■ WRITTEN PROBLEM ■
The records below must be output exactly, without pictures.

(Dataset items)

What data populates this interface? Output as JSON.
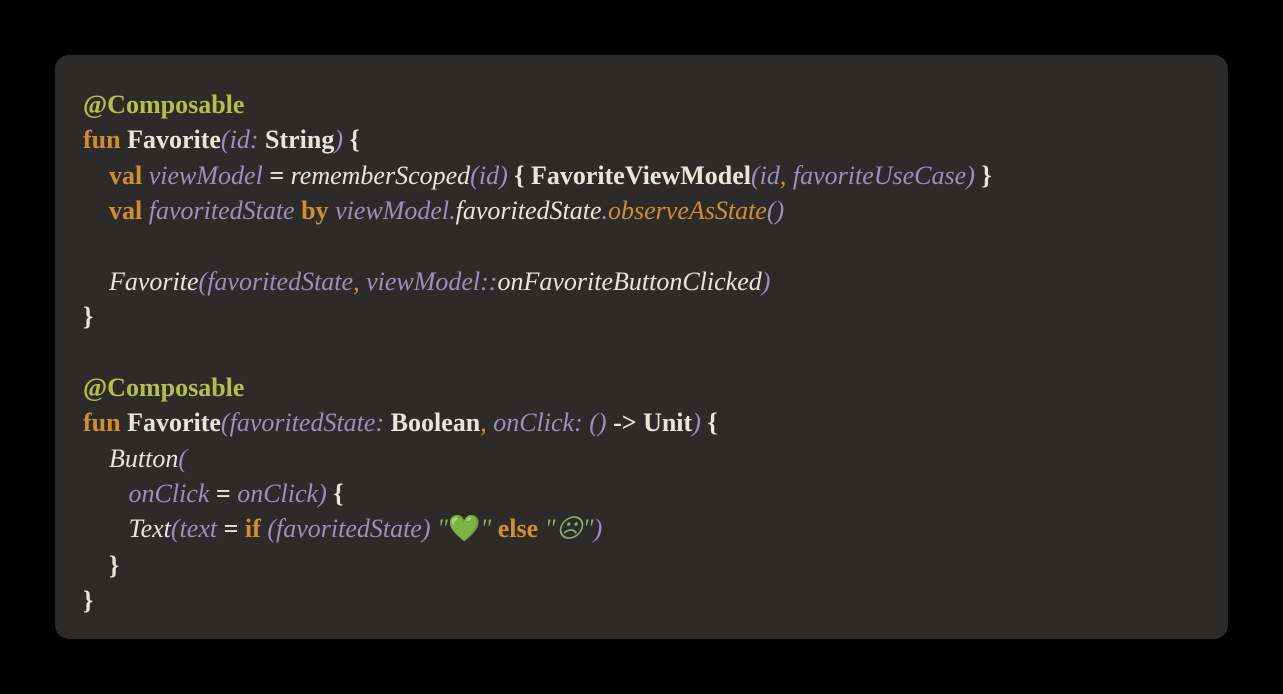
{
  "colors": {
    "background": "#000000",
    "card": "#2c2b2a",
    "annotation": "#b7bd46",
    "keyword": "#d28e2d",
    "text": "#e8e5dc",
    "identifier": "#9e8eb8",
    "string": "#89a86a"
  },
  "language": "Kotlin",
  "code": {
    "tokens": [
      [
        {
          "t": "@Composable",
          "c": "annotation"
        }
      ],
      [
        {
          "t": "fun ",
          "c": "keyword"
        },
        {
          "t": "Favorite",
          "c": "funcname"
        },
        {
          "t": "(",
          "c": "punc"
        },
        {
          "t": "id",
          "c": "param"
        },
        {
          "t": ": ",
          "c": "punc"
        },
        {
          "t": "String",
          "c": "type"
        },
        {
          "t": ")",
          "c": "punc"
        },
        {
          "t": " {",
          "c": "puncB"
        }
      ],
      [
        {
          "t": "    ",
          "c": "plain"
        },
        {
          "t": "val ",
          "c": "keyword"
        },
        {
          "t": "viewModel",
          "c": "ident"
        },
        {
          "t": " = ",
          "c": "op"
        },
        {
          "t": "rememberScoped",
          "c": "call"
        },
        {
          "t": "(",
          "c": "punc"
        },
        {
          "t": "id",
          "c": "ident"
        },
        {
          "t": ")",
          "c": "punc"
        },
        {
          "t": " { ",
          "c": "puncB"
        },
        {
          "t": "FavoriteViewModel",
          "c": "type"
        },
        {
          "t": "(",
          "c": "punc"
        },
        {
          "t": "id",
          "c": "ident"
        },
        {
          "t": ",",
          "c": "comma-o"
        },
        {
          "t": " ",
          "c": "plain"
        },
        {
          "t": "favoriteUseCase",
          "c": "ident"
        },
        {
          "t": ")",
          "c": "punc"
        },
        {
          "t": " }",
          "c": "puncB"
        }
      ],
      [
        {
          "t": "    ",
          "c": "plain"
        },
        {
          "t": "val ",
          "c": "keyword"
        },
        {
          "t": "favoritedState",
          "c": "ident"
        },
        {
          "t": " ",
          "c": "plain"
        },
        {
          "t": "by",
          "c": "keyword"
        },
        {
          "t": " ",
          "c": "plain"
        },
        {
          "t": "viewModel",
          "c": "ident"
        },
        {
          "t": ".",
          "c": "punc"
        },
        {
          "t": "favoritedState",
          "c": "call"
        },
        {
          "t": ".",
          "c": "punc"
        },
        {
          "t": "observeAsState",
          "c": "method"
        },
        {
          "t": "()",
          "c": "punc"
        }
      ],
      [
        {
          "t": " ",
          "c": "plain"
        }
      ],
      [
        {
          "t": "    ",
          "c": "plain"
        },
        {
          "t": "Favorite",
          "c": "call"
        },
        {
          "t": "(",
          "c": "punc"
        },
        {
          "t": "favoritedState",
          "c": "ident"
        },
        {
          "t": ",",
          "c": "comma-o"
        },
        {
          "t": " ",
          "c": "plain"
        },
        {
          "t": "viewModel",
          "c": "ident"
        },
        {
          "t": "::",
          "c": "punc"
        },
        {
          "t": "onFavoriteButtonClicked",
          "c": "call"
        },
        {
          "t": ")",
          "c": "punc"
        }
      ],
      [
        {
          "t": "}",
          "c": "puncB"
        }
      ],
      [
        {
          "t": " ",
          "c": "plain"
        }
      ],
      [
        {
          "t": "@Composable",
          "c": "annotation"
        }
      ],
      [
        {
          "t": "fun ",
          "c": "keyword"
        },
        {
          "t": "Favorite",
          "c": "funcname"
        },
        {
          "t": "(",
          "c": "punc"
        },
        {
          "t": "favoritedState",
          "c": "param"
        },
        {
          "t": ": ",
          "c": "punc"
        },
        {
          "t": "Boolean",
          "c": "type"
        },
        {
          "t": ",",
          "c": "comma-o"
        },
        {
          "t": " ",
          "c": "plain"
        },
        {
          "t": "onClick",
          "c": "param"
        },
        {
          "t": ": ",
          "c": "punc"
        },
        {
          "t": "()",
          "c": "punc"
        },
        {
          "t": " -> ",
          "c": "op"
        },
        {
          "t": "Unit",
          "c": "type"
        },
        {
          "t": ")",
          "c": "punc"
        },
        {
          "t": " {",
          "c": "puncB"
        }
      ],
      [
        {
          "t": "    ",
          "c": "plain"
        },
        {
          "t": "Button",
          "c": "call"
        },
        {
          "t": "(",
          "c": "punc"
        }
      ],
      [
        {
          "t": "       ",
          "c": "plain"
        },
        {
          "t": "onClick",
          "c": "ident"
        },
        {
          "t": " = ",
          "c": "op"
        },
        {
          "t": "onClick",
          "c": "ident"
        },
        {
          "t": ")",
          "c": "punc"
        },
        {
          "t": " {",
          "c": "puncB"
        }
      ],
      [
        {
          "t": "       ",
          "c": "plain"
        },
        {
          "t": "Text",
          "c": "call"
        },
        {
          "t": "(",
          "c": "punc"
        },
        {
          "t": "text",
          "c": "ident"
        },
        {
          "t": " = ",
          "c": "op"
        },
        {
          "t": "if ",
          "c": "keyword"
        },
        {
          "t": "(",
          "c": "punc"
        },
        {
          "t": "favoritedState",
          "c": "ident"
        },
        {
          "t": ")",
          "c": "punc"
        },
        {
          "t": " ",
          "c": "plain"
        },
        {
          "t": "\"",
          "c": "string"
        },
        {
          "t": "💚",
          "c": "emoji"
        },
        {
          "t": "\"",
          "c": "string"
        },
        {
          "t": " ",
          "c": "plain"
        },
        {
          "t": "else",
          "c": "keyword"
        },
        {
          "t": " ",
          "c": "plain"
        },
        {
          "t": "\"☹\"",
          "c": "string"
        },
        {
          "t": ")",
          "c": "punc"
        }
      ],
      [
        {
          "t": "    ",
          "c": "plain"
        },
        {
          "t": "}",
          "c": "puncB"
        }
      ],
      [
        {
          "t": "}",
          "c": "puncB"
        }
      ]
    ]
  }
}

■ EXERCISE ANSWER ■
What data populates this interface? Output as JSON.
{
  "colors": {
    "background": "#000000",
    "card": "#2c2b2a",
    "annotation": "#b7bd46",
    "keyword": "#d28e2d",
    "text": "#e8e5dc",
    "identifier": "#9e8eb8",
    "string": "#89a86a"
  },
  "language": "Kotlin",
  "code": {
    "tokens": [
      [
        {
          "t": "@Composable",
          "c": "annotation"
        }
      ],
      [
        {
          "t": "fun ",
          "c": "keyword"
        },
        {
          "t": "Favorite",
          "c": "funcname"
        },
        {
          "t": "(",
          "c": "punc"
        },
        {
          "t": "id",
          "c": "param"
        },
        {
          "t": ": ",
          "c": "punc"
        },
        {
          "t": "String",
          "c": "type"
        },
        {
          "t": ")",
          "c": "punc"
        },
        {
          "t": " {",
          "c": "puncB"
        }
      ],
      [
        {
          "t": "    ",
          "c": "plain"
        },
        {
          "t": "val ",
          "c": "keyword"
        },
        {
          "t": "viewModel",
          "c": "ident"
        },
        {
          "t": " = ",
          "c": "op"
        },
        {
          "t": "rememberScoped",
          "c": "call"
        },
        {
          "t": "(",
          "c": "punc"
        },
        {
          "t": "id",
          "c": "ident"
        },
        {
          "t": ")",
          "c": "punc"
        },
        {
          "t": " { ",
          "c": "puncB"
        },
        {
          "t": "FavoriteViewModel",
          "c": "type"
        },
        {
          "t": "(",
          "c": "punc"
        },
        {
          "t": "id",
          "c": "ident"
        },
        {
          "t": ",",
          "c": "comma-o"
        },
        {
          "t": " ",
          "c": "plain"
        },
        {
          "t": "favoriteUseCase",
          "c": "ident"
        },
        {
          "t": ")",
          "c": "punc"
        },
        {
          "t": " }",
          "c": "puncB"
        }
      ],
      [
        {
          "t": "    ",
          "c": "plain"
        },
        {
          "t": "val ",
          "c": "keyword"
        },
        {
          "t": "favoritedState",
          "c": "ident"
        },
        {
          "t": " ",
          "c": "plain"
        },
        {
          "t": "by",
          "c": "keyword"
        },
        {
          "t": " ",
          "c": "plain"
        },
        {
          "t": "viewModel",
          "c": "ident"
        },
        {
          "t": ".",
          "c": "punc"
        },
        {
          "t": "favoritedState",
          "c": "call"
        },
        {
          "t": ".",
          "c": "punc"
        },
        {
          "t": "observeAsState",
          "c": "method"
        },
        {
          "t": "()",
          "c": "punc"
        }
      ],
      [
        {
          "t": " ",
          "c": "plain"
        }
      ],
      [
        {
          "t": "    ",
          "c": "plain"
        },
        {
          "t": "Favorite",
          "c": "call"
        },
        {
          "t": "(",
          "c": "punc"
        },
        {
          "t": "favoritedState",
          "c": "ident"
        },
        {
          "t": ",",
          "c": "comma-o"
        },
        {
          "t": " ",
          "c": "plain"
        },
        {
          "t": "viewModel",
          "c": "ident"
        },
        {
          "t": "::",
          "c": "punc"
        },
        {
          "t": "onFavoriteButtonClicked",
          "c": "call"
        },
        {
          "t": ")",
          "c": "punc"
        }
      ],
      [
        {
          "t": "}",
          "c": "puncB"
        }
      ],
      [
        {
          "t": " ",
          "c": "plain"
        }
      ],
      [
        {
          "t": "@Composable",
          "c": "annotation"
        }
      ],
      [
        {
          "t": "fun ",
          "c": "keyword"
        },
        {
          "t": "Favorite",
          "c": "funcname"
        },
        {
          "t": "(",
          "c": "punc"
        },
        {
          "t": "favoritedState",
          "c": "param"
        },
        {
          "t": ": ",
          "c": "punc"
        },
        {
          "t": "Boolean",
          "c": "type"
        },
        {
          "t": ",",
          "c": "comma-o"
        },
        {
          "t": " ",
          "c": "plain"
        },
        {
          "t": "onClick",
          "c": "param"
        },
        {
          "t": ": ",
          "c": "punc"
        },
        {
          "t": "()",
          "c": "punc"
        },
        {
          "t": " -> ",
          "c": "op"
        },
        {
          "t": "Unit",
          "c": "type"
        },
        {
          "t": ")",
          "c": "punc"
        },
        {
          "t": " {",
          "c": "puncB"
        }
      ],
      [
        {
          "t": "    ",
          "c": "plain"
        },
        {
          "t": "Button",
          "c": "call"
        },
        {
          "t": "(",
          "c": "punc"
        }
      ],
      [
        {
          "t": "       ",
          "c": "plain"
        },
        {
          "t": "onClick",
          "c": "ident"
        },
        {
          "t": " = ",
          "c": "op"
        },
        {
          "t": "onClick",
          "c": "ident"
        },
        {
          "t": ")",
          "c": "punc"
        },
        {
          "t": " {",
          "c": "puncB"
        }
      ],
      [
        {
          "t": "       ",
          "c": "plain"
        },
        {
          "t": "Text",
          "c": "call"
        },
        {
          "t": "(",
          "c": "punc"
        },
        {
          "t": "text",
          "c": "ident"
        },
        {
          "t": " = ",
          "c": "op"
        },
        {
          "t": "if ",
          "c": "keyword"
        },
        {
          "t": "(",
          "c": "punc"
        },
        {
          "t": "favoritedState",
          "c": "ident"
        },
        {
          "t": ")",
          "c": "punc"
        },
        {
          "t": " ",
          "c": "plain"
        },
        {
          "t": "\"",
          "c": "string"
        },
        {
          "t": "💚",
          "c": "emoji"
        },
        {
          "t": "\"",
          "c": "string"
        },
        {
          "t": " ",
          "c": "plain"
        },
        {
          "t": "else",
          "c": "keyword"
        },
        {
          "t": " ",
          "c": "plain"
        },
        {
          "t": "\"☹\"",
          "c": "string"
        },
        {
          "t": ")",
          "c": "punc"
        }
      ],
      [
        {
          "t": "    ",
          "c": "plain"
        },
        {
          "t": "}",
          "c": "puncB"
        }
      ],
      [
        {
          "t": "}",
          "c": "puncB"
        }
      ]
    ]
  }
}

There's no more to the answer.